Your response should be a copy of each line in the listing below that includes the word "andra".

* **Data for this exercise**
━━━━━━━━━━

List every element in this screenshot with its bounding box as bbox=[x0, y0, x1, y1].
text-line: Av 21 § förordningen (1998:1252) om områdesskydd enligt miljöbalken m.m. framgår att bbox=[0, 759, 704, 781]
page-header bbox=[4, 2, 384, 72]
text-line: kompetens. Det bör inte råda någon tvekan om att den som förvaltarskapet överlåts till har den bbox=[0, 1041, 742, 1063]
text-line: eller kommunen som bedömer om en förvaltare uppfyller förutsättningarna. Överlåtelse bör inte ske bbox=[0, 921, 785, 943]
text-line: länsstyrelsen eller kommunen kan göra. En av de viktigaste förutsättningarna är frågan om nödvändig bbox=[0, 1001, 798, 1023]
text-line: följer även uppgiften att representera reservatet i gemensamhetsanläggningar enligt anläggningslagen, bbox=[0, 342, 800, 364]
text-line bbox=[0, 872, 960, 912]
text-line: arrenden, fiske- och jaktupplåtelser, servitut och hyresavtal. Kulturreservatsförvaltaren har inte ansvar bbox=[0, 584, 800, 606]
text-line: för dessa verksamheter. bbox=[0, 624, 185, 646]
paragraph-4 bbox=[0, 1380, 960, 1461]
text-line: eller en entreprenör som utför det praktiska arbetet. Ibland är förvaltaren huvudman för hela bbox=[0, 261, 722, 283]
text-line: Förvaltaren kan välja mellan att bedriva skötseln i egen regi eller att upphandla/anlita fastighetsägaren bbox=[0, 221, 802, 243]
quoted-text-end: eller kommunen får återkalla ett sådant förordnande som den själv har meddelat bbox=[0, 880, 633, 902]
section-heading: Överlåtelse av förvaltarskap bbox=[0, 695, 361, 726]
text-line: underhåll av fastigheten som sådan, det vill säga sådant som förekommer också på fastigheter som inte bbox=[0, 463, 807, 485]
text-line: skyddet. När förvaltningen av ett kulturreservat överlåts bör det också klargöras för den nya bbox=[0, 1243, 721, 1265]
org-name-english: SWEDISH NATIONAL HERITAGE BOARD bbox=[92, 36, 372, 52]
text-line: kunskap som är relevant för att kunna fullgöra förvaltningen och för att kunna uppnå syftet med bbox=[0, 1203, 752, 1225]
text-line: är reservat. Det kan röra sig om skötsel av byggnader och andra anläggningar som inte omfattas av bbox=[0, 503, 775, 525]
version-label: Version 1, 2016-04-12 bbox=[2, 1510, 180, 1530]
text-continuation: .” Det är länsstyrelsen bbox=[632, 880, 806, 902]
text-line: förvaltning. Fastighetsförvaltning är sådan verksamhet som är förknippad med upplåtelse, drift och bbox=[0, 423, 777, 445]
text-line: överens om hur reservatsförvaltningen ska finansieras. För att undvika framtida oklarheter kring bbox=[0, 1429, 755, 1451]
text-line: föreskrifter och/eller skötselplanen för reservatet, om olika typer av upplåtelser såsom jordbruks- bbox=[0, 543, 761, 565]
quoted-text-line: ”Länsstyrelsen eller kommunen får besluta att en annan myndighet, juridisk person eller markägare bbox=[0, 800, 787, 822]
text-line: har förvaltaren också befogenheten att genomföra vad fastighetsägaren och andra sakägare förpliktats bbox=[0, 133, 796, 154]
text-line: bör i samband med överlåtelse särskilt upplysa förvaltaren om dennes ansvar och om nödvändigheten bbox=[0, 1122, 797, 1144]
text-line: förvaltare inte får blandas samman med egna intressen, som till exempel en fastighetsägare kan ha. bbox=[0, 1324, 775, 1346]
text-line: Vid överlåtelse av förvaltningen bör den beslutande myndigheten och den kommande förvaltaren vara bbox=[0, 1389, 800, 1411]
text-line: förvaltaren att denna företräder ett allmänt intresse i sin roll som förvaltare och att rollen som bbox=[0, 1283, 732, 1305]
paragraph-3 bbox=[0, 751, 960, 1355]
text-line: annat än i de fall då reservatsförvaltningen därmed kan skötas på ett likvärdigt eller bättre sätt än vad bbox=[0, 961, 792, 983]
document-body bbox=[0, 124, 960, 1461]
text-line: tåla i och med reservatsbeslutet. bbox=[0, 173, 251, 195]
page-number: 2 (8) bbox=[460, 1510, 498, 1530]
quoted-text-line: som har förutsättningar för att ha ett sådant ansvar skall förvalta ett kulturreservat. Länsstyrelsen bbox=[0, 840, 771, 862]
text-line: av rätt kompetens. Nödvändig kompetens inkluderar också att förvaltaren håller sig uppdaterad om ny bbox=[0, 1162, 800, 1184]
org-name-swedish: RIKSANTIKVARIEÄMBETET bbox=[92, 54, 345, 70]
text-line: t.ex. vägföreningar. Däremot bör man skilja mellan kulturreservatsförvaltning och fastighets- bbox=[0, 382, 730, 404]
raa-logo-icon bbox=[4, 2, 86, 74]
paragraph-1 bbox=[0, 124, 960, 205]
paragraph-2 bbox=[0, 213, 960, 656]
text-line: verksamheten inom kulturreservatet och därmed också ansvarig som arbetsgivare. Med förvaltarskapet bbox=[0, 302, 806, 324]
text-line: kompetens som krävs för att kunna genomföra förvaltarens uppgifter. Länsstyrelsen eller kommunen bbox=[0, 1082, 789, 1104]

━━━━━━━━━━

* **Result of the task**
text-line: är reservat. Det kan röra sig om skötsel av byggnader och andra anläggningar som inte omfattas av bbox=[0, 503, 775, 525]
text-line: har förvaltaren också befogenheten att genomföra vad fastighetsägaren och andra sakägare förpliktats bbox=[0, 133, 796, 154]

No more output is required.